** begin Given data **

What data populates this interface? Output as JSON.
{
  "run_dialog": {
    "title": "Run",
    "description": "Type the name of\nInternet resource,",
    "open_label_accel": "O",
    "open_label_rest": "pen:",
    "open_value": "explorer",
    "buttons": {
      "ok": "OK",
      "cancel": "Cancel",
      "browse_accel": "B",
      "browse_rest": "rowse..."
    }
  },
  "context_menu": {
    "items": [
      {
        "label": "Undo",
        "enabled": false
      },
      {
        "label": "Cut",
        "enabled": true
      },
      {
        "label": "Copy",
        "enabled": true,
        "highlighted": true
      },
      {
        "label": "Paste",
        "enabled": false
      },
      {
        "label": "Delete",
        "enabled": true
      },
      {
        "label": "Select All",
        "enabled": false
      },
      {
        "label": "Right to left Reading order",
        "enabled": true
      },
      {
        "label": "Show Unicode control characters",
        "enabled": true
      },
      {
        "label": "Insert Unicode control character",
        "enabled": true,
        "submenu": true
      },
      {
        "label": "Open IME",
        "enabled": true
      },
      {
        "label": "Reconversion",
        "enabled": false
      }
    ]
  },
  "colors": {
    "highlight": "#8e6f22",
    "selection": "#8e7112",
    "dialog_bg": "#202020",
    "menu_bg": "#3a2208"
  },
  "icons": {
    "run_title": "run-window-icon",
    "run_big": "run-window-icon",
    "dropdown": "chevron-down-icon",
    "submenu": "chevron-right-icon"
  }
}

** end Given data **

— Exercise directions —
Copy out each record from above, exactly.

— Exercise response —
What data populates this interface? Output as JSON.
{
  "run_dialog": {
    "title": "Run",
    "description": "Type the name of\nInternet resource,",
    "open_label_accel": "O",
    "open_label_rest": "pen:",
    "open_value": "explorer",
    "buttons": {
      "ok": "OK",
      "cancel": "Cancel",
      "browse_accel": "B",
      "browse_rest": "rowse..."
    }
  },
  "context_menu": {
    "items": [
      {
        "label": "Undo",
        "enabled": false
      },
      {
        "label": "Cut",
        "enabled": true
      },
      {
        "label": "Copy",
        "enabled": true,
        "highlighted": true
      },
      {
        "label": "Paste",
        "enabled": false
      },
      {
        "label": "Delete",
        "enabled": true
      },
      {
        "label": "Select All",
        "enabled": false
      },
      {
        "label": "Right to left Reading order",
        "enabled": true
      },
      {
        "label": "Show Unicode control characters",
        "enabled": true
      },
      {
        "label": "Insert Unicode control character",
        "enabled": true,
        "submenu": true
      },
      {
        "label": "Open IME",
        "enabled": true
      },
      {
        "label": "Reconversion",
        "enabled": false
      }
    ]
  },
  "colors": {
    "highlight": "#8e6f22",
    "selection": "#8e7112",
    "dialog_bg": "#202020",
    "menu_bg": "#3a2208"
  },
  "icons": {
    "run_title": "run-window-icon",
    "run_big": "run-window-icon",
    "dropdown": "chevron-down-icon",
    "submenu": "chevron-right-icon"
  }
}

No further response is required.